> _Directions for this task_:
Please copy out every line of the records below, unchanged.

> _Given records_:
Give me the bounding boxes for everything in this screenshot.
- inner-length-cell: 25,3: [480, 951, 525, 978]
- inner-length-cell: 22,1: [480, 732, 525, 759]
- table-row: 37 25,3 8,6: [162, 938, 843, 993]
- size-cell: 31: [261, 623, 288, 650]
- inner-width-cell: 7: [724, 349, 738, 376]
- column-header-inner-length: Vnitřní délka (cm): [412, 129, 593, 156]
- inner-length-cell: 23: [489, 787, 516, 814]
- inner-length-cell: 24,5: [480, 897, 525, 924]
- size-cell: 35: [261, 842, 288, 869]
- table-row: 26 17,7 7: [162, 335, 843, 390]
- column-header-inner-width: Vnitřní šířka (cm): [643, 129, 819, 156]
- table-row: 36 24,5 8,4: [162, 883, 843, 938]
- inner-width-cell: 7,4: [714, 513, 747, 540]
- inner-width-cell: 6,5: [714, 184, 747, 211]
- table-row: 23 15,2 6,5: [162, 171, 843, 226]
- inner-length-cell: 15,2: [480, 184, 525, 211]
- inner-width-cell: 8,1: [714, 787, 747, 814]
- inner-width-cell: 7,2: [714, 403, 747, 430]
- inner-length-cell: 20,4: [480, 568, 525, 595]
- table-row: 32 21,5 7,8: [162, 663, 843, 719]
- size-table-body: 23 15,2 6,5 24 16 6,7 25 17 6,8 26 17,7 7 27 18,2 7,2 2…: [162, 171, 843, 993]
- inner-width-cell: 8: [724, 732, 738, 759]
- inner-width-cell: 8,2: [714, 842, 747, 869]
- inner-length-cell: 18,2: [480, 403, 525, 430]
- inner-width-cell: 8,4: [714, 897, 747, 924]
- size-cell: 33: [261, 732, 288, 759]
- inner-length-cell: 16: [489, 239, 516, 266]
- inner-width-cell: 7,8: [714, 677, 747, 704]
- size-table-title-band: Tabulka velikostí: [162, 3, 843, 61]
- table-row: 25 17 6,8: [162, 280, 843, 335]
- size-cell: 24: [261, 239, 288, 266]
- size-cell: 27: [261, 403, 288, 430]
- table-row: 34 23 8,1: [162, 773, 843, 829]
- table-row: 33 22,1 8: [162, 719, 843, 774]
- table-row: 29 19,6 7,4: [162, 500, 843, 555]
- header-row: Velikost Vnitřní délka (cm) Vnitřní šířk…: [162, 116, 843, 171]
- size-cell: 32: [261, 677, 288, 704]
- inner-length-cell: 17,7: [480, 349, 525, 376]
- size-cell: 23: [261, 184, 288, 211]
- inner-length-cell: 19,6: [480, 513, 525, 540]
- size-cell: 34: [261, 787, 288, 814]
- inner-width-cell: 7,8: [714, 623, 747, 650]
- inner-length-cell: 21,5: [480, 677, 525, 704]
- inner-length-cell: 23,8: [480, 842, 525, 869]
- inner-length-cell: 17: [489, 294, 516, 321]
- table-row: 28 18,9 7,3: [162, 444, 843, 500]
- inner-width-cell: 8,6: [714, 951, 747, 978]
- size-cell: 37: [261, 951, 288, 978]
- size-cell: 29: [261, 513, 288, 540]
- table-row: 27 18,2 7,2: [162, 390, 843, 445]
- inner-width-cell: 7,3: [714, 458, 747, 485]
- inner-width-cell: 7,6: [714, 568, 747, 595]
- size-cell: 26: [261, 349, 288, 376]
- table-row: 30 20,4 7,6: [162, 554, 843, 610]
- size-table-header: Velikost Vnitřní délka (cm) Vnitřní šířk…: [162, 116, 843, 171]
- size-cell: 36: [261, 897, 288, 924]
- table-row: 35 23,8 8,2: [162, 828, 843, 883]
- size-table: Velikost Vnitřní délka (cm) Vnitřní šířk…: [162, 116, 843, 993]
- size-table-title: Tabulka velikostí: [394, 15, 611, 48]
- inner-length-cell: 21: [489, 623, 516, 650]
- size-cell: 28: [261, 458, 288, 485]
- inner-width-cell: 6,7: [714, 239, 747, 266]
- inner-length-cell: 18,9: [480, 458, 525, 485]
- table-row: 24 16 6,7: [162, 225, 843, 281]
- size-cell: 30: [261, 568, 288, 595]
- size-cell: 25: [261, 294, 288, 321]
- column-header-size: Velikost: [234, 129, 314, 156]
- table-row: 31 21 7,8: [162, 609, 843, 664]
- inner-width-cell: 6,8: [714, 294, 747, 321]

> _Written response_:
Give me the bounding boxes for everything in this screenshot.
- inner-length-cell: 25,3: [480, 951, 525, 978]
- inner-length-cell: 22,1: [480, 732, 525, 759]
- table-row: 37 25,3 8,6: [162, 938, 843, 993]
- size-cell: 31: [261, 623, 288, 650]
- inner-width-cell: 7: [724, 349, 738, 376]
- column-header-inner-length: Vnitřní délka (cm): [412, 129, 593, 156]
- inner-length-cell: 23: [489, 787, 516, 814]
- inner-length-cell: 24,5: [480, 897, 525, 924]
- size-cell: 35: [261, 842, 288, 869]
- table-row: 26 17,7 7: [162, 335, 843, 390]
- column-header-inner-width: Vnitřní šířka (cm): [643, 129, 819, 156]
- table-row: 36 24,5 8,4: [162, 883, 843, 938]
- inner-width-cell: 7,4: [714, 513, 747, 540]
- inner-width-cell: 6,5: [714, 184, 747, 211]
- table-row: 23 15,2 6,5: [162, 171, 843, 226]
- inner-length-cell: 15,2: [480, 184, 525, 211]
- inner-width-cell: 8,1: [714, 787, 747, 814]
- inner-width-cell: 7,2: [714, 403, 747, 430]
- inner-length-cell: 20,4: [480, 568, 525, 595]
- table-row: 32 21,5 7,8: [162, 663, 843, 719]
- size-table-body: 23 15,2 6,5 24 16 6,7 25 17 6,8 26 17,7 7 27 18,2 7,2 2…: [162, 171, 843, 993]
- inner-width-cell: 8: [724, 732, 738, 759]
- inner-width-cell: 8,2: [714, 842, 747, 869]
- inner-length-cell: 18,2: [480, 403, 525, 430]
- inner-width-cell: 8,4: [714, 897, 747, 924]
- size-cell: 33: [261, 732, 288, 759]
- inner-length-cell: 16: [489, 239, 516, 266]
- inner-width-cell: 7,8: [714, 677, 747, 704]
- size-table-title-band: Tabulka velikostí: [162, 3, 843, 61]
- table-row: 25 17 6,8: [162, 280, 843, 335]
- size-cell: 24: [261, 239, 288, 266]
- size-cell: 27: [261, 403, 288, 430]
- table-row: 34 23 8,1: [162, 773, 843, 829]
- table-row: 33 22,1 8: [162, 719, 843, 774]
- table-row: 29 19,6 7,4: [162, 500, 843, 555]
- header-row: Velikost Vnitřní délka (cm) Vnitřní šířk…: [162, 116, 843, 171]
- size-cell: 32: [261, 677, 288, 704]
- inner-length-cell: 17,7: [480, 349, 525, 376]
- size-cell: 23: [261, 184, 288, 211]
- inner-length-cell: 19,6: [480, 513, 525, 540]
- size-cell: 34: [261, 787, 288, 814]
- inner-width-cell: 7,8: [714, 623, 747, 650]
- inner-length-cell: 21,5: [480, 677, 525, 704]
- inner-length-cell: 23,8: [480, 842, 525, 869]
- inner-length-cell: 17: [489, 294, 516, 321]
- table-row: 28 18,9 7,3: [162, 444, 843, 500]
- inner-width-cell: 8,6: [714, 951, 747, 978]
- size-cell: 37: [261, 951, 288, 978]
- size-cell: 29: [261, 513, 288, 540]
- table-row: 27 18,2 7,2: [162, 390, 843, 445]
- inner-width-cell: 7,3: [714, 458, 747, 485]
- inner-width-cell: 7,6: [714, 568, 747, 595]
- size-cell: 26: [261, 349, 288, 376]
- table-row: 30 20,4 7,6: [162, 554, 843, 610]
- size-table-header: Velikost Vnitřní délka (cm) Vnitřní šířk…: [162, 116, 843, 171]
- size-cell: 36: [261, 897, 288, 924]
- table-row: 35 23,8 8,2: [162, 828, 843, 883]
- size-table: Velikost Vnitřní délka (cm) Vnitřní šířk…: [162, 116, 843, 993]
- size-table-title: Tabulka velikostí: [394, 15, 611, 48]
- inner-length-cell: 21: [489, 623, 516, 650]
- size-cell: 28: [261, 458, 288, 485]
- inner-width-cell: 6,7: [714, 239, 747, 266]
- inner-length-cell: 18,9: [480, 458, 525, 485]
- table-row: 24 16 6,7: [162, 225, 843, 281]
- size-cell: 30: [261, 568, 288, 595]
- size-cell: 25: [261, 294, 288, 321]
- column-header-size: Velikost: [234, 129, 314, 156]
- table-row: 31 21 7,8: [162, 609, 843, 664]
- inner-width-cell: 6,8: [714, 294, 747, 321]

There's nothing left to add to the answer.